[start]

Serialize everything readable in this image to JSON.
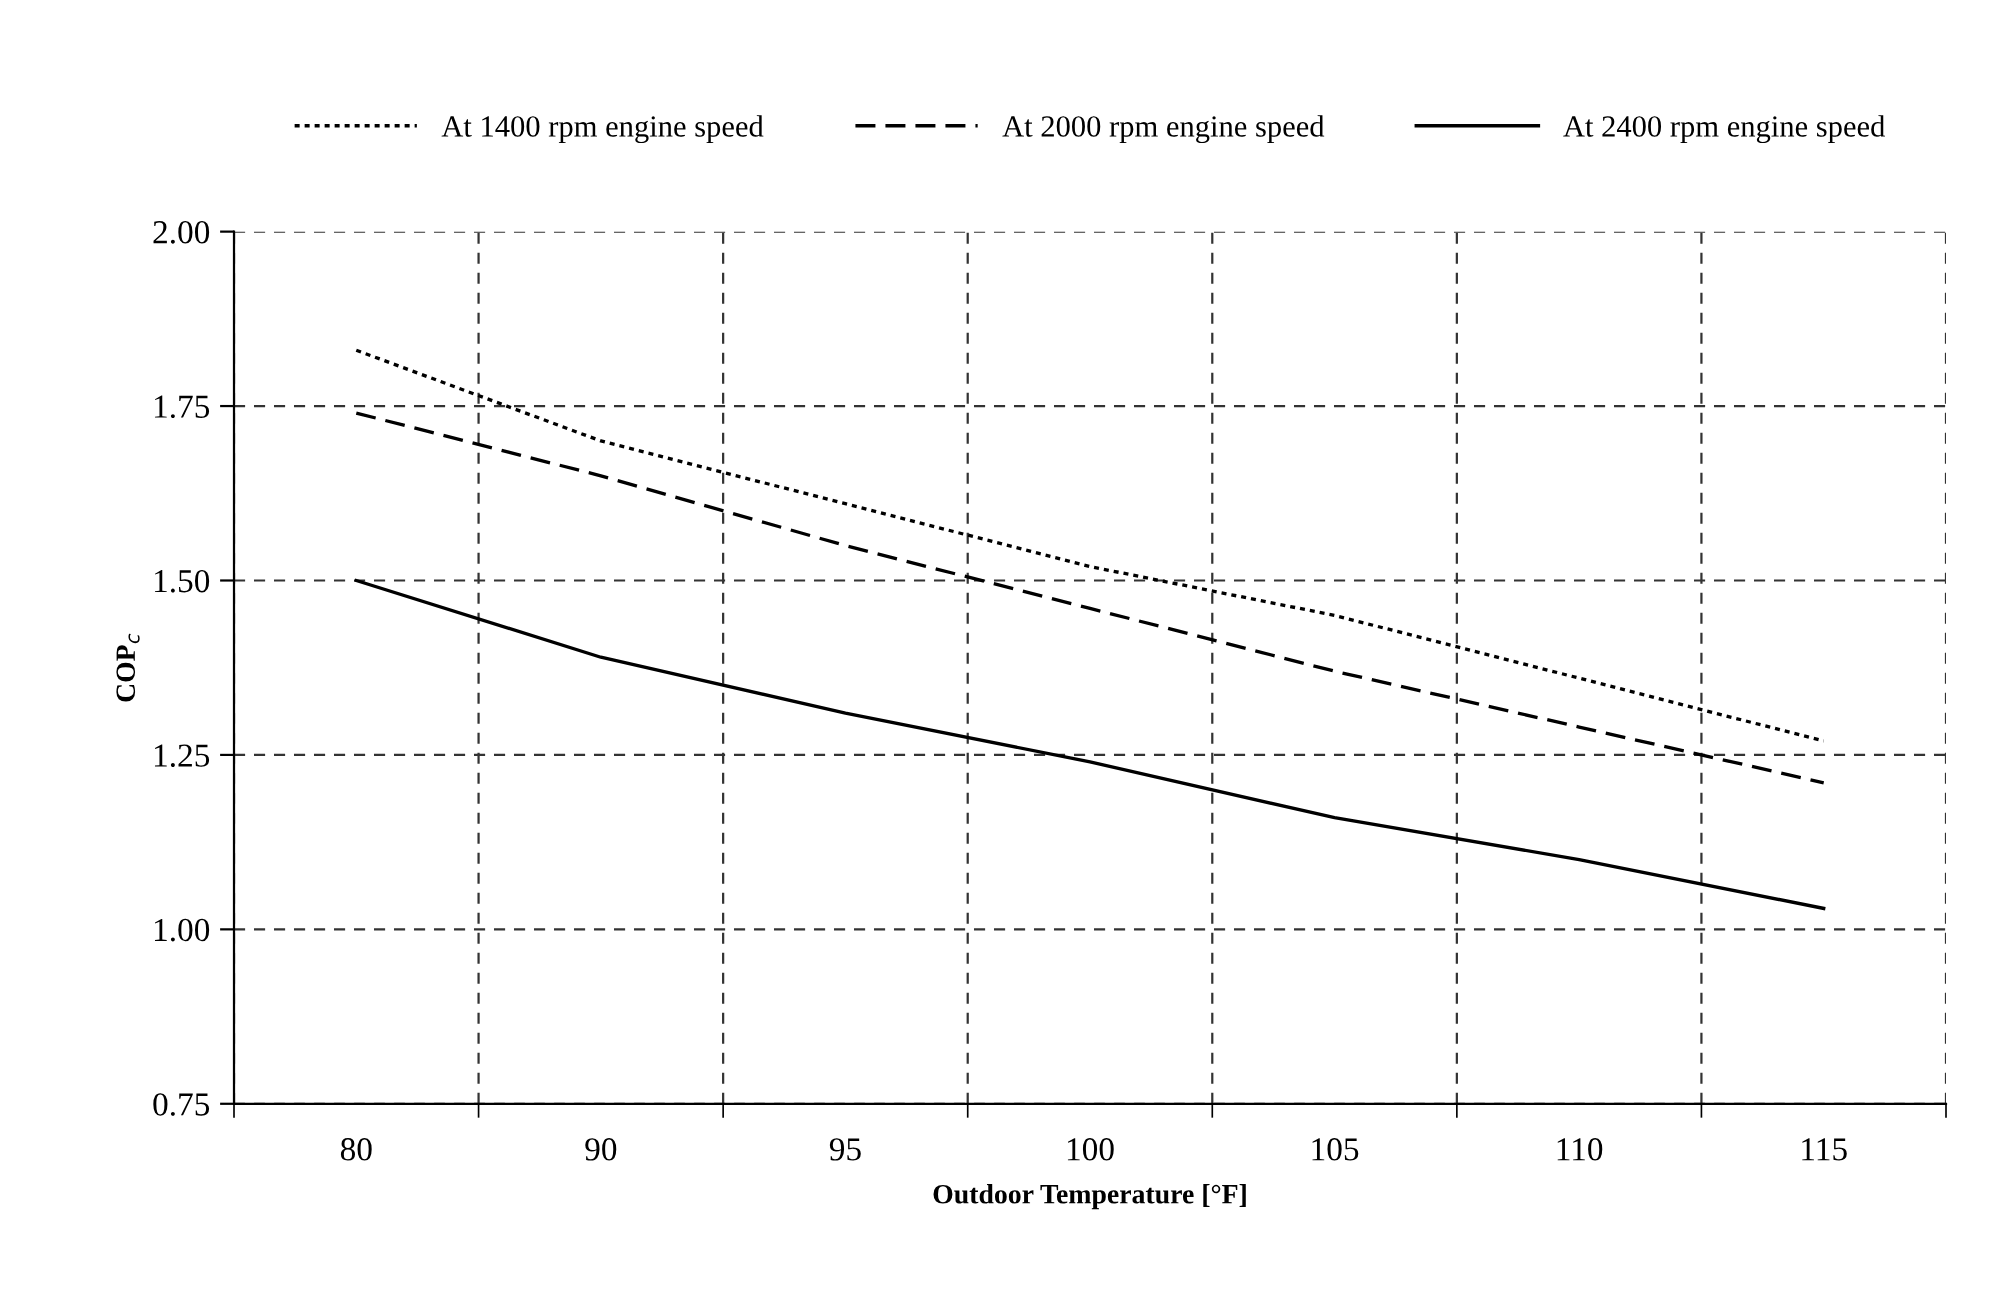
{
  "chart_data": {
    "type": "line",
    "xlabel": "Outdoor Temperature [°F]",
    "ylabel": "COP$_{c}$",
    "categories": [
      "80",
      "90",
      "95",
      "100",
      "105",
      "110",
      "115"
    ],
    "series": [
      {
        "name": "At 1400 rpm engine speed",
        "color": "#000000",
        "line_style": "dotted",
        "values": [
          1.83,
          1.7,
          1.61,
          1.52,
          1.45,
          1.36,
          1.27
        ]
      },
      {
        "name": "At 2000 rpm engine speed",
        "color": "#000000",
        "line_style": "dashed",
        "values": [
          1.74,
          1.65,
          1.55,
          1.46,
          1.37,
          1.29,
          1.21
        ]
      },
      {
        "name": "At 2400 rpm engine speed",
        "color": "#000000",
        "line_style": "solid",
        "values": [
          1.5,
          1.39,
          1.31,
          1.24,
          1.16,
          1.1,
          1.03
        ]
      }
    ],
    "ylim": [
      0.75,
      2.0
    ],
    "yticks": [
      {
        "value": 0.75,
        "label": "0.75"
      },
      {
        "value": 1.0,
        "label": "1.00"
      },
      {
        "value": 1.25,
        "label": "1.25"
      },
      {
        "value": 1.5,
        "label": "1.50"
      },
      {
        "value": 1.75,
        "label": "1.75"
      },
      {
        "value": 2.0,
        "label": "2.00"
      }
    ],
    "grid": true,
    "legend": "top",
    "marker": "none"
  }
}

[end]

• _TASK DETAILS_: Pictures don't belong in the copy. Restate all the entries exactly.

• _SOLVED PROBLEM_:
Serialize everything readable in this image to JSON.
{
  "chart_data": {
    "type": "line",
    "xlabel": "Outdoor Temperature [°F]",
    "ylabel": "COP$_{c}$",
    "categories": [
      "80",
      "90",
      "95",
      "100",
      "105",
      "110",
      "115"
    ],
    "series": [
      {
        "name": "At 1400 rpm engine speed",
        "color": "#000000",
        "line_style": "dotted",
        "values": [
          1.83,
          1.7,
          1.61,
          1.52,
          1.45,
          1.36,
          1.27
        ]
      },
      {
        "name": "At 2000 rpm engine speed",
        "color": "#000000",
        "line_style": "dashed",
        "values": [
          1.74,
          1.65,
          1.55,
          1.46,
          1.37,
          1.29,
          1.21
        ]
      },
      {
        "name": "At 2400 rpm engine speed",
        "color": "#000000",
        "line_style": "solid",
        "values": [
          1.5,
          1.39,
          1.31,
          1.24,
          1.16,
          1.1,
          1.03
        ]
      }
    ],
    "ylim": [
      0.75,
      2.0
    ],
    "yticks": [
      {
        "value": 0.75,
        "label": "0.75"
      },
      {
        "value": 1.0,
        "label": "1.00"
      },
      {
        "value": 1.25,
        "label": "1.25"
      },
      {
        "value": 1.5,
        "label": "1.50"
      },
      {
        "value": 1.75,
        "label": "1.75"
      },
      {
        "value": 2.0,
        "label": "2.00"
      }
    ],
    "grid": true,
    "legend": "top",
    "marker": "none"
  }
}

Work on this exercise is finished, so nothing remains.